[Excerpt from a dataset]
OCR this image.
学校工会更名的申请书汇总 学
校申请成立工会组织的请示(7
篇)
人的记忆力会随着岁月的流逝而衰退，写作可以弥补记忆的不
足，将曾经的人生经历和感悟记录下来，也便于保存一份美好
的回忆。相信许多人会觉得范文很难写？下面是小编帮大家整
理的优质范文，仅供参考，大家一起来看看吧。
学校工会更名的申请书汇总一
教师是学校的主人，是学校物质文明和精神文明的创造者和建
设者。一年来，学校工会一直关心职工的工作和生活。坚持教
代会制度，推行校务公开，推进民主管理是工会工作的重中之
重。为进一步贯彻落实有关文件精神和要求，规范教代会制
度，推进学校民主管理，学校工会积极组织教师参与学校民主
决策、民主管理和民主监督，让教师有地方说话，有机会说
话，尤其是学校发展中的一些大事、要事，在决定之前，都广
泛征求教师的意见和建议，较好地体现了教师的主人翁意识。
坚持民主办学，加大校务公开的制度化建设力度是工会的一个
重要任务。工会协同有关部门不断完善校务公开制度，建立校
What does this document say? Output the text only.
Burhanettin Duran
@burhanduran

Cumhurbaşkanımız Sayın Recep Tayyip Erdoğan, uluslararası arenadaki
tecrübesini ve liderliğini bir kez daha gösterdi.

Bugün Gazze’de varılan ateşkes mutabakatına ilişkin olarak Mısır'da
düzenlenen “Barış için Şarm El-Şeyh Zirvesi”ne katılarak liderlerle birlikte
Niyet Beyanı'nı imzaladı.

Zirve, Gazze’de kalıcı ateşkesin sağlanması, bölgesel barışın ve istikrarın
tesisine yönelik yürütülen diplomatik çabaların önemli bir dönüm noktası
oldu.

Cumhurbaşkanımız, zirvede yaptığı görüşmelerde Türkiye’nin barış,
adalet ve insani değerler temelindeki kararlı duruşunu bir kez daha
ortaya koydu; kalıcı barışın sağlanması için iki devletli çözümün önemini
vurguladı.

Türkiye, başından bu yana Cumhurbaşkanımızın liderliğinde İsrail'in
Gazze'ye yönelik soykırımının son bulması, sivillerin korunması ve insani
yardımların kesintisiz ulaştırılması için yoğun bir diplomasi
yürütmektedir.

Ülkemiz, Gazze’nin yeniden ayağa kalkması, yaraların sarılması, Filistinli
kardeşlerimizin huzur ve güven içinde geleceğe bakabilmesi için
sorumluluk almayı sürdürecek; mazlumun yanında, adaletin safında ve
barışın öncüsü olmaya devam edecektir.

▶ The exercise
Say how many lines above contain the string "Gazze". Answer with the number only.

▶ Answer for this exercise
4